Saved data entries:

+ + + + +

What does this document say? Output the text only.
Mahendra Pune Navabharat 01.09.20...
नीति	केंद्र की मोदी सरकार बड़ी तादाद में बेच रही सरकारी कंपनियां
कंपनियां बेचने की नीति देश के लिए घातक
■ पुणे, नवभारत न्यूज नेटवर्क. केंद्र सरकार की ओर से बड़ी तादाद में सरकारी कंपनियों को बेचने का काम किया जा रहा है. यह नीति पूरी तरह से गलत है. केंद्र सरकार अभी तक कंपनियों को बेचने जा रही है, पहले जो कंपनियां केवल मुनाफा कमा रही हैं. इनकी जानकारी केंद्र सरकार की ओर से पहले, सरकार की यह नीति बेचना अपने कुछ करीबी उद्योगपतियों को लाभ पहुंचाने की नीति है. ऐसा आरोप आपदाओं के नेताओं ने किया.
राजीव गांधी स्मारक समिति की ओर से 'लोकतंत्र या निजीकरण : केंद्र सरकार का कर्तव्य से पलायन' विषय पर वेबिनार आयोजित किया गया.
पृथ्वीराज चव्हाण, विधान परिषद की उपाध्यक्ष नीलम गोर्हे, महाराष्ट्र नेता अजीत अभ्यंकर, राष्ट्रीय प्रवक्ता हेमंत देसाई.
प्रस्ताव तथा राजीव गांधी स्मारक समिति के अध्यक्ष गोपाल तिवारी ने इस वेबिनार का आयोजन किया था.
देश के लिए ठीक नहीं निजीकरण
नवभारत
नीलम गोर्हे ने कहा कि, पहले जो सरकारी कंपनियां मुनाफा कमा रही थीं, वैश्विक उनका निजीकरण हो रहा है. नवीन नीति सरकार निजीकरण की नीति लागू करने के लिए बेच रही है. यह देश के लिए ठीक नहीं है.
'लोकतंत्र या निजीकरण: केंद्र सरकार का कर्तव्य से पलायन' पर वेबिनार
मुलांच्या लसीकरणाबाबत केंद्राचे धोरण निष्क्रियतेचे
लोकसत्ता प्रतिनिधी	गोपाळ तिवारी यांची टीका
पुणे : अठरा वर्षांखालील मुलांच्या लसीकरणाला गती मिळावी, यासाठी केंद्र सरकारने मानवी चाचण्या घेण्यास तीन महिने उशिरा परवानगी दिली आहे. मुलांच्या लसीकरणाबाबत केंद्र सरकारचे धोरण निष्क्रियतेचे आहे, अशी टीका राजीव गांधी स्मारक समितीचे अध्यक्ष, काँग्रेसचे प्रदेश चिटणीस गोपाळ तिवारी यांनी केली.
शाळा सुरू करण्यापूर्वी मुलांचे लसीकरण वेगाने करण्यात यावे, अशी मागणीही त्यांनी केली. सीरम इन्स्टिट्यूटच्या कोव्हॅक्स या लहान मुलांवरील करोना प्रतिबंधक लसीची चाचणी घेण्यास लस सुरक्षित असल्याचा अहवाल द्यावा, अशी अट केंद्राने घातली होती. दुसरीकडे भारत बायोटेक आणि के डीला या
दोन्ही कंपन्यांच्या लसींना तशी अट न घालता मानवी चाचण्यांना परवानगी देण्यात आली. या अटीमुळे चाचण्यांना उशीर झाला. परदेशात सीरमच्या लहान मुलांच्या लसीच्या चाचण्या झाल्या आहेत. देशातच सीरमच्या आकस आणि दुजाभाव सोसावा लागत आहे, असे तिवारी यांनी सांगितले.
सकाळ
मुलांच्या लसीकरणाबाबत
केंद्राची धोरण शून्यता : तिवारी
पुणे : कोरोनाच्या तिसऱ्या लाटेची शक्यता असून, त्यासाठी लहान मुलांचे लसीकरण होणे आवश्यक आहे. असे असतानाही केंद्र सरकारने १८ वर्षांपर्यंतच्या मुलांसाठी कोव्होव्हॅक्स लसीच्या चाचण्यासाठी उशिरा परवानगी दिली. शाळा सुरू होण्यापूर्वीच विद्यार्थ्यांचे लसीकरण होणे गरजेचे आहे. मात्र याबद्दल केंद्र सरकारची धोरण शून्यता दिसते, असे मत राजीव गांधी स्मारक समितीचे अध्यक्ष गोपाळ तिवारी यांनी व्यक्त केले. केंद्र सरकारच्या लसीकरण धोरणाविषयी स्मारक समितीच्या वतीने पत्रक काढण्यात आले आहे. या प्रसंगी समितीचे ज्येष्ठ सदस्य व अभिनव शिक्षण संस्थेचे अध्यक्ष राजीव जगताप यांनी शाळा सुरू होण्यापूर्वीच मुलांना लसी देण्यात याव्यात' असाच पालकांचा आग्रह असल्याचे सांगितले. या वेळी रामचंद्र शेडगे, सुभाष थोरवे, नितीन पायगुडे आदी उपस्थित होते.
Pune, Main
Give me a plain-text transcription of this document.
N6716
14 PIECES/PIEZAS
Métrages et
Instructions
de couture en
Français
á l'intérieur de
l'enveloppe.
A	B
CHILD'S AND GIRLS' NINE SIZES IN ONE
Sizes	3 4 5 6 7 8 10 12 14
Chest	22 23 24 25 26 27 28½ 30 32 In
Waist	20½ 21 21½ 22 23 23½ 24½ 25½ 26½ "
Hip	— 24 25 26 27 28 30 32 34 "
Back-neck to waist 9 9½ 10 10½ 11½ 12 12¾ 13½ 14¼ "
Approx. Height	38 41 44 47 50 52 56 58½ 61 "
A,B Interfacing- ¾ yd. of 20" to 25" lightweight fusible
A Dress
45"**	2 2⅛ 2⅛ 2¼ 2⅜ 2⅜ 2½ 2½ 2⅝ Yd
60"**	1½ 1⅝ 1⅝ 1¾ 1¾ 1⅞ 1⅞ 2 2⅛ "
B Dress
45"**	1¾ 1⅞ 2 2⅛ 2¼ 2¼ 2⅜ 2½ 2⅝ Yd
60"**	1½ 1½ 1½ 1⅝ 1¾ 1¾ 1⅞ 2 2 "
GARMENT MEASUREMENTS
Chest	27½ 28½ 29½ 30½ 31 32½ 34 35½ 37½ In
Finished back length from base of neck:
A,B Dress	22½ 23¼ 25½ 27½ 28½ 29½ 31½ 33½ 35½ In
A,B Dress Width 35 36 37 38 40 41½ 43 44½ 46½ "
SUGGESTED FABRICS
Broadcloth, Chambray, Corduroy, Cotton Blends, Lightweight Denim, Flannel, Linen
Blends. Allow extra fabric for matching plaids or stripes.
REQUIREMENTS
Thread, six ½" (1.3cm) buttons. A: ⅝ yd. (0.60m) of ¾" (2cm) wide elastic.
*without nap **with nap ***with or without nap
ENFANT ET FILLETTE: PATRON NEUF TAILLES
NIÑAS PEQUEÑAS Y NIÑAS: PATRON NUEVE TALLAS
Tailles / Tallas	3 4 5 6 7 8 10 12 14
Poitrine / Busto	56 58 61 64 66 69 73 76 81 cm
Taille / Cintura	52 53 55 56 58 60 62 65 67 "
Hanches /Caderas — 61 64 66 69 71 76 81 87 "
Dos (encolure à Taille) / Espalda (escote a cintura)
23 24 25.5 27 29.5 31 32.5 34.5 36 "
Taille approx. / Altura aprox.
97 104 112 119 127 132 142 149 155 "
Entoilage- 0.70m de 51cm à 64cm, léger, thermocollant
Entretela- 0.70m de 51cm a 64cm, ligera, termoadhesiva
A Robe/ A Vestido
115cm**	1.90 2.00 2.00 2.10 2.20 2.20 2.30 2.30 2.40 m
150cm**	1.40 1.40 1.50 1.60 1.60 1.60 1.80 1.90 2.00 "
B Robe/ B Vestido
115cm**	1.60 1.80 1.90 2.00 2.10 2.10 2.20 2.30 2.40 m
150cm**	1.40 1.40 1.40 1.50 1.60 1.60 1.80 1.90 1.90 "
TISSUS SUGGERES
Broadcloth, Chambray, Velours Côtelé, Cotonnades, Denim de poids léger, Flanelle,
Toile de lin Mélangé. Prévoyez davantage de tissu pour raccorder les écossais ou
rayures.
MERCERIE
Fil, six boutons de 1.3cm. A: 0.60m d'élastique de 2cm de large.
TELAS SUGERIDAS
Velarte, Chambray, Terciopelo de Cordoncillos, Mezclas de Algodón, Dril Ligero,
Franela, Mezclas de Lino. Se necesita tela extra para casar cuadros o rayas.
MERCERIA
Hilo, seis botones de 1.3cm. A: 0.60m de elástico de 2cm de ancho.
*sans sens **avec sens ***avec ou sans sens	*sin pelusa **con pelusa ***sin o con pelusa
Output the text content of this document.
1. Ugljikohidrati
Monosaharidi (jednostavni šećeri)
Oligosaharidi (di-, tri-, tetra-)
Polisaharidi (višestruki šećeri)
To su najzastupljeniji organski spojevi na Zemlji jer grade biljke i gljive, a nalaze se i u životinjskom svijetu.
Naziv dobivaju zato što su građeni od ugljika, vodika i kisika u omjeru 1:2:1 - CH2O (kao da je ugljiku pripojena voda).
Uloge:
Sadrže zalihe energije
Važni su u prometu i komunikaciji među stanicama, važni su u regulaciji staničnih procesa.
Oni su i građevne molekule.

+ + + + +

* _What needs to be done_
Looking at the records above, say how many lines hold the string "document". Write nothing but the number.

* _Solution for this task_
3